EXERCISE DESCRIPTION -
Copy every line of the material below word for word.
== DATA FOR THE TASK ==
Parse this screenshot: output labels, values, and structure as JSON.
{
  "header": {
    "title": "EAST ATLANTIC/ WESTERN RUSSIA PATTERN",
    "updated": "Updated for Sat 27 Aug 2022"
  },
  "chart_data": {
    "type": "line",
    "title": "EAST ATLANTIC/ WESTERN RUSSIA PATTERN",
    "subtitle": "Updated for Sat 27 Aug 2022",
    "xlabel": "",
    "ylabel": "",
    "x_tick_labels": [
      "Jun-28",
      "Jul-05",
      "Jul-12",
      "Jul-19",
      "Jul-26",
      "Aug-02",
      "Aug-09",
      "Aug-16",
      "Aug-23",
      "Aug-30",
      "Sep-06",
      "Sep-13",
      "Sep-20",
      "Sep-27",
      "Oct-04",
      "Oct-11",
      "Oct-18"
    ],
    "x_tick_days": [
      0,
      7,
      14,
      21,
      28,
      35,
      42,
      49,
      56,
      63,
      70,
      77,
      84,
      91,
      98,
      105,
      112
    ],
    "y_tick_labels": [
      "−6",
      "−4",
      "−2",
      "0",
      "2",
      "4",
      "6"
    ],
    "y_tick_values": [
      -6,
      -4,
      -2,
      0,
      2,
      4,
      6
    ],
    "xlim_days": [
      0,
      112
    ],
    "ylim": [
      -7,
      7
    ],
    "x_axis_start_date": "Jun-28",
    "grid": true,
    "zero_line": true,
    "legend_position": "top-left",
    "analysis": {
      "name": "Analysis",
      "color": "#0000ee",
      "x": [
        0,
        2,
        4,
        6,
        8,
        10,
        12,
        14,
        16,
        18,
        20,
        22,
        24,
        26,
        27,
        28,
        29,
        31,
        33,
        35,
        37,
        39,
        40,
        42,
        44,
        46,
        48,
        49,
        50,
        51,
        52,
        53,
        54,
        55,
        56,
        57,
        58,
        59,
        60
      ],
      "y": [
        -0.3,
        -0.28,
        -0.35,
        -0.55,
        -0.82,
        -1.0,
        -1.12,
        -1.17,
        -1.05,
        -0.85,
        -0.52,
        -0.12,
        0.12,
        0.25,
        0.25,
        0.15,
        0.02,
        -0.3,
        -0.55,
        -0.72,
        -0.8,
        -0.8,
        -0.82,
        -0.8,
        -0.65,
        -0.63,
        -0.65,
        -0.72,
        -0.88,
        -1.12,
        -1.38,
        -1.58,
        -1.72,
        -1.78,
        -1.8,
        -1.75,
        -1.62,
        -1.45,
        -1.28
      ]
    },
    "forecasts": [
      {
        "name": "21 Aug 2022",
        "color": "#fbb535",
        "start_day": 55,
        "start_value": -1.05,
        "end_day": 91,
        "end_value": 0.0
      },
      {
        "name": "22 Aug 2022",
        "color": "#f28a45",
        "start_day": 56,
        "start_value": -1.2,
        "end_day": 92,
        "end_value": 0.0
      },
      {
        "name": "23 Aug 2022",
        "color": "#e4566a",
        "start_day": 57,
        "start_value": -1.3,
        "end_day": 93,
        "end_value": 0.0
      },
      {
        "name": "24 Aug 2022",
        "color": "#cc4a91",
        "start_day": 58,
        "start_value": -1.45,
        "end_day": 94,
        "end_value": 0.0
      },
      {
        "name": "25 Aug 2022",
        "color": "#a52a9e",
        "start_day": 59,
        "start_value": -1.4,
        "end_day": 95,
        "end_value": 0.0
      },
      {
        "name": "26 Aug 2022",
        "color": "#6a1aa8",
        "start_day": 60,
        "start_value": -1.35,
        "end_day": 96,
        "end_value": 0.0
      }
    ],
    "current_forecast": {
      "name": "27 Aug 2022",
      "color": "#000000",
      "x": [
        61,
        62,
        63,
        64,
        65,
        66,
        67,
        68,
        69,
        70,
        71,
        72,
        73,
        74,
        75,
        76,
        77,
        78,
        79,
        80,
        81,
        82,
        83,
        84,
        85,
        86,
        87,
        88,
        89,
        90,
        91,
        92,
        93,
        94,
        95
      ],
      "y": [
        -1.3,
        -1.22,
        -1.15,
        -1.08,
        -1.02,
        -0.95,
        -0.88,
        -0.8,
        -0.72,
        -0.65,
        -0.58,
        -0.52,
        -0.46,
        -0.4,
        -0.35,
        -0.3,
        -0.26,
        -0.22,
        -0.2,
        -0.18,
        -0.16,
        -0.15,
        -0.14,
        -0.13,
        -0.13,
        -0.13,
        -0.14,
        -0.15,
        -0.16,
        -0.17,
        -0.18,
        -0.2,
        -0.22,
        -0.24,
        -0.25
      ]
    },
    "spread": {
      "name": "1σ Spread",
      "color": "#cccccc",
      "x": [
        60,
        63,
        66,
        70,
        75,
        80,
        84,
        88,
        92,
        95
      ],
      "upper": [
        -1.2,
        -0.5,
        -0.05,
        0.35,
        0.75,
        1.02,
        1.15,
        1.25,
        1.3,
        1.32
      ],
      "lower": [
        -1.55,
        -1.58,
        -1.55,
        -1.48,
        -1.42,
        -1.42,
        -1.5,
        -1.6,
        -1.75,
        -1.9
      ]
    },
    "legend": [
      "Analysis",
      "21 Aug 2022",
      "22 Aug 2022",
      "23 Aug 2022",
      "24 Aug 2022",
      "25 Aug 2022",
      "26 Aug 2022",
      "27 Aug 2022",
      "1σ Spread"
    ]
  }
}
===
THE RESULT -
Parse this screenshot: output labels, values, and structure as JSON.
{
  "header": {
    "title": "EAST ATLANTIC/ WESTERN RUSSIA PATTERN",
    "updated": "Updated for Sat 27 Aug 2022"
  },
  "chart_data": {
    "type": "line",
    "title": "EAST ATLANTIC/ WESTERN RUSSIA PATTERN",
    "subtitle": "Updated for Sat 27 Aug 2022",
    "xlabel": "",
    "ylabel": "",
    "x_tick_labels": [
      "Jun-28",
      "Jul-05",
      "Jul-12",
      "Jul-19",
      "Jul-26",
      "Aug-02",
      "Aug-09",
      "Aug-16",
      "Aug-23",
      "Aug-30",
      "Sep-06",
      "Sep-13",
      "Sep-20",
      "Sep-27",
      "Oct-04",
      "Oct-11",
      "Oct-18"
    ],
    "x_tick_days": [
      0,
      7,
      14,
      21,
      28,
      35,
      42,
      49,
      56,
      63,
      70,
      77,
      84,
      91,
      98,
      105,
      112
    ],
    "y_tick_labels": [
      "−6",
      "−4",
      "−2",
      "0",
      "2",
      "4",
      "6"
    ],
    "y_tick_values": [
      -6,
      -4,
      -2,
      0,
      2,
      4,
      6
    ],
    "xlim_days": [
      0,
      112
    ],
    "ylim": [
      -7,
      7
    ],
    "x_axis_start_date": "Jun-28",
    "grid": true,
    "zero_line": true,
    "legend_position": "top-left",
    "analysis": {
      "name": "Analysis",
      "color": "#0000ee",
      "x": [
        0,
        2,
        4,
        6,
        8,
        10,
        12,
        14,
        16,
        18,
        20,
        22,
        24,
        26,
        27,
        28,
        29,
        31,
        33,
        35,
        37,
        39,
        40,
        42,
        44,
        46,
        48,
        49,
        50,
        51,
        52,
        53,
        54,
        55,
        56,
        57,
        58,
        59,
        60
      ],
      "y": [
        -0.3,
        -0.28,
        -0.35,
        -0.55,
        -0.82,
        -1.0,
        -1.12,
        -1.17,
        -1.05,
        -0.85,
        -0.52,
        -0.12,
        0.12,
        0.25,
        0.25,
        0.15,
        0.02,
        -0.3,
        -0.55,
        -0.72,
        -0.8,
        -0.8,
        -0.82,
        -0.8,
        -0.65,
        -0.63,
        -0.65,
        -0.72,
        -0.88,
        -1.12,
        -1.38,
        -1.58,
        -1.72,
        -1.78,
        -1.8,
        -1.75,
        -1.62,
        -1.45,
        -1.28
      ]
    },
    "forecasts": [
      {
        "name": "21 Aug 2022",
        "color": "#fbb535",
        "start_day": 55,
        "start_value": -1.05,
        "end_day": 91,
        "end_value": 0.0
      },
      {
        "name": "22 Aug 2022",
        "color": "#f28a45",
        "start_day": 56,
        "start_value": -1.2,
        "end_day": 92,
        "end_value": 0.0
      },
      {
        "name": "23 Aug 2022",
        "color": "#e4566a",
        "start_day": 57,
        "start_value": -1.3,
        "end_day": 93,
        "end_value": 0.0
      },
      {
        "name": "24 Aug 2022",
        "color": "#cc4a91",
        "start_day": 58,
        "start_value": -1.45,
        "end_day": 94,
        "end_value": 0.0
      },
      {
        "name": "25 Aug 2022",
        "color": "#a52a9e",
        "start_day": 59,
        "start_value": -1.4,
        "end_day": 95,
        "end_value": 0.0
      },
      {
        "name": "26 Aug 2022",
        "color": "#6a1aa8",
        "start_day": 60,
        "start_value": -1.35,
        "end_day": 96,
        "end_value": 0.0
      }
    ],
    "current_forecast": {
      "name": "27 Aug 2022",
      "color": "#000000",
      "x": [
        61,
        62,
        63,
        64,
        65,
        66,
        67,
        68,
        69,
        70,
        71,
        72,
        73,
        74,
        75,
        76,
        77,
        78,
        79,
        80,
        81,
        82,
        83,
        84,
        85,
        86,
        87,
        88,
        89,
        90,
        91,
        92,
        93,
        94,
        95
      ],
      "y": [
        -1.3,
        -1.22,
        -1.15,
        -1.08,
        -1.02,
        -0.95,
        -0.88,
        -0.8,
        -0.72,
        -0.65,
        -0.58,
        -0.52,
        -0.46,
        -0.4,
        -0.35,
        -0.3,
        -0.26,
        -0.22,
        -0.2,
        -0.18,
        -0.16,
        -0.15,
        -0.14,
        -0.13,
        -0.13,
        -0.13,
        -0.14,
        -0.15,
        -0.16,
        -0.17,
        -0.18,
        -0.2,
        -0.22,
        -0.24,
        -0.25
      ]
    },
    "spread": {
      "name": "1σ Spread",
      "color": "#cccccc",
      "x": [
        60,
        63,
        66,
        70,
        75,
        80,
        84,
        88,
        92,
        95
      ],
      "upper": [
        -1.2,
        -0.5,
        -0.05,
        0.35,
        0.75,
        1.02,
        1.15,
        1.25,
        1.3,
        1.32
      ],
      "lower": [
        -1.55,
        -1.58,
        -1.55,
        -1.48,
        -1.42,
        -1.42,
        -1.5,
        -1.6,
        -1.75,
        -1.9
      ]
    },
    "legend": [
      "Analysis",
      "21 Aug 2022",
      "22 Aug 2022",
      "23 Aug 2022",
      "24 Aug 2022",
      "25 Aug 2022",
      "26 Aug 2022",
      "27 Aug 2022",
      "1σ Spread"
    ]
  }
}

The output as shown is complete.